> _Your objective_: In the forum thread below on replacing parenthesized "or" alternatives in a string, when does the asker say their attempted code fails?

> _Selected extract_:
○ ○ ○ ○

2

How can I replace words that have written 'or something' in the parenthesis?

Example:

string = "acısı içine (or yüreğine) çökmek (or işlemek)"

Expected Output:

'acısı içine çökmek' , 'acısı yüreğine çökmek' , 'acısı içine işlemek' , 'acısı yüreğine çökmek'

I am trying to write something like below but it does not work if more than one parenthesis exist.

import re
word='abat etmek (or eylemek)'
item1=re.sub("\([^)]+\)","",word)
parenthesis=re.search('\(([^)]+)', word).group(1)
par=parenthesis.split('or')
item2=item1.replace(item1.split()[-1],par[1])
Gülnur K.
  • 51
  • 3
  • you can get some regex help here: https://stackoverflow.com/questions/4736/learning-regular-expressions?utm_medium=organic&utm_source=google_rich_qa&utm_campaign=google_rich_qa – Grant Williams May 01 '18 at 14:24
  • 3
    Welcome to `StackOverflow`. While there are people willing to help, you should at least show some efforts on your own. What was the code you were using, where did you get stuck? Imo, this includes a two step approach: getting the words in question with e.g. `import re; rx = re.compile(r'\(or\s+([^()]+)\)\s*'); words = [m.group(1) for m in rx.finditer(string)]` and a set of rules what to do afterwards. Lastly (most people here do not speak Turkish), it is more likely to get an answer with English sentences. – Jan May 01 '18 at 14:35
  • 1
    Being more specific about the problem made this a better question. – doctorlove May 01 '18 at 15:30

1 Answers1

1
import re
import itertools

str = "acısı içine (or yüreğine) çökmek (or işlemek)"

○ ○ ○ ○

> _Stored records_:

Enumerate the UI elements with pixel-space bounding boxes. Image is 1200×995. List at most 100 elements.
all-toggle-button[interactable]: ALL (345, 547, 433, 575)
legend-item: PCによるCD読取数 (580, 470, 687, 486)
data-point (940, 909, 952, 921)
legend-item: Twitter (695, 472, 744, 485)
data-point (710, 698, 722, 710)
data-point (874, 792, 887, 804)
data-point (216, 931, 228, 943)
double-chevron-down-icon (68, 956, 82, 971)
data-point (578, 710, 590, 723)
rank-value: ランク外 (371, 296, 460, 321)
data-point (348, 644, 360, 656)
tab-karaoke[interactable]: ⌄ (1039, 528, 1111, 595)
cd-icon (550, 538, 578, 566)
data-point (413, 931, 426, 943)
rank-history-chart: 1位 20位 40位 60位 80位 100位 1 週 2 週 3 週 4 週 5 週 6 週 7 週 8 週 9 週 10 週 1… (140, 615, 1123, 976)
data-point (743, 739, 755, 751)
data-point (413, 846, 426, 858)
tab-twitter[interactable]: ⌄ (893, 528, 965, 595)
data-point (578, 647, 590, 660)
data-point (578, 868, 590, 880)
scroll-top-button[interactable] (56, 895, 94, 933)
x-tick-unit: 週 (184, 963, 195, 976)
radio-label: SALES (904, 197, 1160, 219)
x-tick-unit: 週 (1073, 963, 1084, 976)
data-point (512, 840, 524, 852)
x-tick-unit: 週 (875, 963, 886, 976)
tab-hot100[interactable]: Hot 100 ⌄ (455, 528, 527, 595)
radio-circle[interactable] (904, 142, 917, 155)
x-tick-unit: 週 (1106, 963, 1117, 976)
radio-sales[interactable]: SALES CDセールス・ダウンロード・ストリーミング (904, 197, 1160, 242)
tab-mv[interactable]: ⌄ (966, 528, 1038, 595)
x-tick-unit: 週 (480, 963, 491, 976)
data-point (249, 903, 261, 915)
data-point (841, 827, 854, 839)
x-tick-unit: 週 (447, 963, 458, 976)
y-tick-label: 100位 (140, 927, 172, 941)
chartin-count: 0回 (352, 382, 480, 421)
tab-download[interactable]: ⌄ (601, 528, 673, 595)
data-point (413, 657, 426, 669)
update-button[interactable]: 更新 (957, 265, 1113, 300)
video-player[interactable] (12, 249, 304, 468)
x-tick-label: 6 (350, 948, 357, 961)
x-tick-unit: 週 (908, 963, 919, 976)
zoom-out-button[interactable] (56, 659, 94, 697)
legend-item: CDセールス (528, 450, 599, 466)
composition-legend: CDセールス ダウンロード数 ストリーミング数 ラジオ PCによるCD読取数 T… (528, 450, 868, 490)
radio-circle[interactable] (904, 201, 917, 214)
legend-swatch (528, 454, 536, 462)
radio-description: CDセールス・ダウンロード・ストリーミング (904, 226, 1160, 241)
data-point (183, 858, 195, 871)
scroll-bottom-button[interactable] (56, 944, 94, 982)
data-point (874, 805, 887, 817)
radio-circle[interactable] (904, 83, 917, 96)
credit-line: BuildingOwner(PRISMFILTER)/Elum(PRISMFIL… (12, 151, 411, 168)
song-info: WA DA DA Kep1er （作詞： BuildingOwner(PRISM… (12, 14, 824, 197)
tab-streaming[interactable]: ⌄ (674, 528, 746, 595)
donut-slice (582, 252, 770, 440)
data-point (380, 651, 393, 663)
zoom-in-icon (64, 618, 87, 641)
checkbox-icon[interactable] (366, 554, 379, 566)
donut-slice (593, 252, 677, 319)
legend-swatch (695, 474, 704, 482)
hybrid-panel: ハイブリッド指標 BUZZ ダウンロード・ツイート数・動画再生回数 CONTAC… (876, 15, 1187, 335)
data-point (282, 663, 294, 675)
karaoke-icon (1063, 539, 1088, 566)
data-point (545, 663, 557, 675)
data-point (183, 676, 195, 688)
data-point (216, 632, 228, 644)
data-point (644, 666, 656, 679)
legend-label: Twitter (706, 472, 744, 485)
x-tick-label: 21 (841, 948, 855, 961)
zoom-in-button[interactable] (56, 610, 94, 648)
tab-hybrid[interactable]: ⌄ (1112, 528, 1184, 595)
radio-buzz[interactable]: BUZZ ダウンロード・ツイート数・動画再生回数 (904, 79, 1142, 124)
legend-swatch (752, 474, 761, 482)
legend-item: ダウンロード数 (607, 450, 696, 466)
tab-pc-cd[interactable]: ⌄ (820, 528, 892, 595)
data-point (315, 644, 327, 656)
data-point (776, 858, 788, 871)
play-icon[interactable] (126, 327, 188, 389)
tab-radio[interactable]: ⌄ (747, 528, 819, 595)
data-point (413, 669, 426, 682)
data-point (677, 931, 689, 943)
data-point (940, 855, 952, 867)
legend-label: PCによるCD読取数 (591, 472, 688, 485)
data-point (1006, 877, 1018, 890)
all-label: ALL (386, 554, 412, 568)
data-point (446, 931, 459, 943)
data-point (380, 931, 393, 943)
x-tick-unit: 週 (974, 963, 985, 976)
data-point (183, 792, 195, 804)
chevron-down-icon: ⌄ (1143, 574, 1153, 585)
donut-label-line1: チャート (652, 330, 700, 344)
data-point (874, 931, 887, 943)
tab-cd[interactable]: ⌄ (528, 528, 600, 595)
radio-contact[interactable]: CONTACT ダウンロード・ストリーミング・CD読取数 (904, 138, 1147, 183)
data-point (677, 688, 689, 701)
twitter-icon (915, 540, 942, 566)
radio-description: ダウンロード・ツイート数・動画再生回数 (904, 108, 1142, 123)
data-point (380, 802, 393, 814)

○ ○ ○ ○

> _In response_: It does not work if more than one parenthesis exists.